Task goal: Locate the lines where "Accuracy" occurs and copy them as they stand.

================================

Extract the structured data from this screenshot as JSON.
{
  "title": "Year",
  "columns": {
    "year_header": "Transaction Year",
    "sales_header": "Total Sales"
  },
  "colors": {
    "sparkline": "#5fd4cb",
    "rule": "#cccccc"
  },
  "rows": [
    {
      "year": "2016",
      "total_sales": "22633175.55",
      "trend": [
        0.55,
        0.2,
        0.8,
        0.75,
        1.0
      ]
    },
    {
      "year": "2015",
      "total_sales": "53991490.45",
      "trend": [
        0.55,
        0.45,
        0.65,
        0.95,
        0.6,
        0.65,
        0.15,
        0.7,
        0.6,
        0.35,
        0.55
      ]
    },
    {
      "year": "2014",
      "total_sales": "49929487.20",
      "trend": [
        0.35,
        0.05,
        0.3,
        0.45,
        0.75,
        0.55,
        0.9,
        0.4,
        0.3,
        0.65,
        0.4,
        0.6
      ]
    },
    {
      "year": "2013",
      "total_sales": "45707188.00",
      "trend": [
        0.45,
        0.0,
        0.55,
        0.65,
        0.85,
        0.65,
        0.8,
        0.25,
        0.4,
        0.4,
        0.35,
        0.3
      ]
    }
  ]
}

================================

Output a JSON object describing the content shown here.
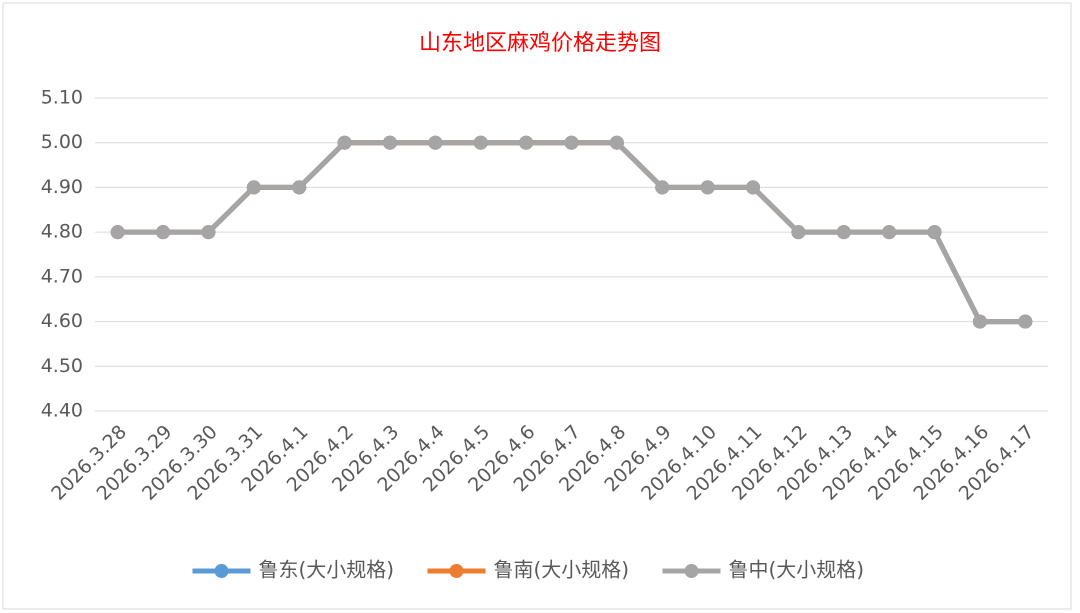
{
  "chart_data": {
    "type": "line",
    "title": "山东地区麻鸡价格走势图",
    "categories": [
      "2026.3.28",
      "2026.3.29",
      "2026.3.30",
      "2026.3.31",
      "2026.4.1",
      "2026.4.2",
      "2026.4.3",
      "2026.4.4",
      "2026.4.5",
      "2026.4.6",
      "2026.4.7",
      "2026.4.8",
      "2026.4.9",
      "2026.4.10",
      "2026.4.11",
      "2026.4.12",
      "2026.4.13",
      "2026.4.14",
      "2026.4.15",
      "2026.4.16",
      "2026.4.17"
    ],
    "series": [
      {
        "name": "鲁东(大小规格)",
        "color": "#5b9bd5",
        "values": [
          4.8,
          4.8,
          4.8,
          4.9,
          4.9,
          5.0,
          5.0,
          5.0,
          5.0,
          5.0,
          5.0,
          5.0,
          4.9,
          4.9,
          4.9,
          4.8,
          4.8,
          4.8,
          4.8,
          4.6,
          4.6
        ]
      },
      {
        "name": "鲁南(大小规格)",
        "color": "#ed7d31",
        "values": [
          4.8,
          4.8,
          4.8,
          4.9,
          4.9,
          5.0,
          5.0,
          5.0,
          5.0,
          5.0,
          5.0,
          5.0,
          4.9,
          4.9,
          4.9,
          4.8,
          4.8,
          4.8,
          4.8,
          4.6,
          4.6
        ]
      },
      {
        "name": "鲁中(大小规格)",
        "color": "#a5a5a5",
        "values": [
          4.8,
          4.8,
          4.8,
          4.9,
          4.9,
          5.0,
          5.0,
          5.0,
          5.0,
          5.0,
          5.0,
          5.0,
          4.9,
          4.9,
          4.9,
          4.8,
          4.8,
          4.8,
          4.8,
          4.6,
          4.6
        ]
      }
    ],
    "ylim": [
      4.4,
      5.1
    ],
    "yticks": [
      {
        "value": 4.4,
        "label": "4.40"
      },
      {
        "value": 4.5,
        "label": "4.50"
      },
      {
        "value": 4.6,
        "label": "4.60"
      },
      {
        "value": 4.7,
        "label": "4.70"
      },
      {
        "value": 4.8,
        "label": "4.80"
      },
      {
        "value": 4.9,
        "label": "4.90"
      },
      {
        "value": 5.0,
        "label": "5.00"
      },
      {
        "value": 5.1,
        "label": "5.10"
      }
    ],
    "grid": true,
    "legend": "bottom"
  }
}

================================

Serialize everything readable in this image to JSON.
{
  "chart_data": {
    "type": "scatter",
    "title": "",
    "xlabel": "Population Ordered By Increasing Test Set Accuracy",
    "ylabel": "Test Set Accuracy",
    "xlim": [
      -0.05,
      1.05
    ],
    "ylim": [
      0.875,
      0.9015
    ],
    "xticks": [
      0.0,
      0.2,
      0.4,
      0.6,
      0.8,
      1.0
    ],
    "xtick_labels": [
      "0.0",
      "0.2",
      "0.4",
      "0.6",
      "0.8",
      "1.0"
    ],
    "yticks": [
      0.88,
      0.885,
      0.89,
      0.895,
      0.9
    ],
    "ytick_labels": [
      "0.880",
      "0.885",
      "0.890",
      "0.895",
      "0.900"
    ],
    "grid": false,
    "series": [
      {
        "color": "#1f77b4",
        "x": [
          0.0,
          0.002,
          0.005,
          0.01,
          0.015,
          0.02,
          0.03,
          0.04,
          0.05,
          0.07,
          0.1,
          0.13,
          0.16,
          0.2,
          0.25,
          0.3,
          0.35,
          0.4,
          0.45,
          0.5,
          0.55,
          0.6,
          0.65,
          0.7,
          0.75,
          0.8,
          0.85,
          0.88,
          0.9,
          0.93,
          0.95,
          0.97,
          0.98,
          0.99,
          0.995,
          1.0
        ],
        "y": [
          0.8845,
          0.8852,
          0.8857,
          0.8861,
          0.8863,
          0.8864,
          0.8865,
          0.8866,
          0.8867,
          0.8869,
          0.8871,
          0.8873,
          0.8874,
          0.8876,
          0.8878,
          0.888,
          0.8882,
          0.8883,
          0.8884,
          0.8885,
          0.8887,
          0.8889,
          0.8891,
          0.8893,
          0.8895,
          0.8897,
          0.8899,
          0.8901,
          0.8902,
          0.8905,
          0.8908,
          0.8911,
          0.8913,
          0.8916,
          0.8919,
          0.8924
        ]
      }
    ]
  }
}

================================

Task output:
    "xlabel": "Population Ordered By Increasing Test Set Accuracy",
    "ylabel": "Test Set Accuracy",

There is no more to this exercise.